**Task requirements:** In the listing below, count the lines with "icon" and report only the figure.

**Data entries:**
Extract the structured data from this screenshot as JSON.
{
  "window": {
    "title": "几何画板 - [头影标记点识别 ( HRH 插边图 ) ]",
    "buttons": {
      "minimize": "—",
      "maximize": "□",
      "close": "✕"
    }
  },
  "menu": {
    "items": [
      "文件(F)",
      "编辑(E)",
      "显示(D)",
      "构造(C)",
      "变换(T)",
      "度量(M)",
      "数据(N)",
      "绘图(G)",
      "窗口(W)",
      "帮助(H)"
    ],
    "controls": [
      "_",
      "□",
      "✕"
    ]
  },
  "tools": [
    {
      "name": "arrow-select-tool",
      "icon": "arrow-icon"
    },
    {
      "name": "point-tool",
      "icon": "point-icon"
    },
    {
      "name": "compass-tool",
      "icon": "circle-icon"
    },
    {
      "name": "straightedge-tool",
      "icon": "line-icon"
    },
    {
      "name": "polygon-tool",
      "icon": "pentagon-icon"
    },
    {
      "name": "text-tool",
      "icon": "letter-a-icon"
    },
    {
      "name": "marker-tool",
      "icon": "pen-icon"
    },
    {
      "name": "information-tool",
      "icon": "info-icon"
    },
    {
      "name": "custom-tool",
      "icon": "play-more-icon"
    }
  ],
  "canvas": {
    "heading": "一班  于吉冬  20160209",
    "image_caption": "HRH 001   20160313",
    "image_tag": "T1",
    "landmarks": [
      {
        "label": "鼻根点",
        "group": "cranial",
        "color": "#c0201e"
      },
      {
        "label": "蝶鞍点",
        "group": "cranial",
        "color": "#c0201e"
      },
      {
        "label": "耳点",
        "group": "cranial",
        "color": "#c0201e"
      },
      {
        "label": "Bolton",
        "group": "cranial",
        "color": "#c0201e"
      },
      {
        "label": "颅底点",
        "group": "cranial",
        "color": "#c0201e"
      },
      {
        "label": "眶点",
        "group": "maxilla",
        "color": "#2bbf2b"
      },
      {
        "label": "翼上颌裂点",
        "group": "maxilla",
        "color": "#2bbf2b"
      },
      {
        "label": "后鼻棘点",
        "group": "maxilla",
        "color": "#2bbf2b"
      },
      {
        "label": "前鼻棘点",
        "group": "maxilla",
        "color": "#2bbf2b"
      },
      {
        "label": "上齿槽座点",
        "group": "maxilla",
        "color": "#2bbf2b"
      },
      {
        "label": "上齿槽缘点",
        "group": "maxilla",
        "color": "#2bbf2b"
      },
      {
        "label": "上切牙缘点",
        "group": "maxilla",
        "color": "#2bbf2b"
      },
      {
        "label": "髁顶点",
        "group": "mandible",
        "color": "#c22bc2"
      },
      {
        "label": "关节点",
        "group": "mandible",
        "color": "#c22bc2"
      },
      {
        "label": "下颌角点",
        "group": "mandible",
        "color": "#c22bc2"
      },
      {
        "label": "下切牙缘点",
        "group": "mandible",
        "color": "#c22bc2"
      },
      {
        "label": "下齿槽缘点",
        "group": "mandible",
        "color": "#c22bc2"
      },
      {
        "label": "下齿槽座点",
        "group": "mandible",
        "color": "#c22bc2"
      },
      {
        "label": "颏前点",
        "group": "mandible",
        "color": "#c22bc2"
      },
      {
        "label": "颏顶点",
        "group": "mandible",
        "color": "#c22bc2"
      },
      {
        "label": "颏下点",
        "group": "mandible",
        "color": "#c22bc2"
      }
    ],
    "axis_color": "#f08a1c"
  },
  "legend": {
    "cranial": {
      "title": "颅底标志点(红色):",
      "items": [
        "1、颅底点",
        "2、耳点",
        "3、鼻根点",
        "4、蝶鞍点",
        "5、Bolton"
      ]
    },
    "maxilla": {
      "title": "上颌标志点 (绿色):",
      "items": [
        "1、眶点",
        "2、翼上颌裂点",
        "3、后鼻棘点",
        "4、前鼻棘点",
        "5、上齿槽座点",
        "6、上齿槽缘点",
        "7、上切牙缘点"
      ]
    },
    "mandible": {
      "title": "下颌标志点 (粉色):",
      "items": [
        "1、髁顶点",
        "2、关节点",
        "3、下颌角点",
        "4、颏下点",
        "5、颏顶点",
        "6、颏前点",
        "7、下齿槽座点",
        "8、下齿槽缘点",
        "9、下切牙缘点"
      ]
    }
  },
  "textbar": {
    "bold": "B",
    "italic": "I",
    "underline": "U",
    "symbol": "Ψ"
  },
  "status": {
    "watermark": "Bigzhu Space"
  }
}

**Answer below:** 9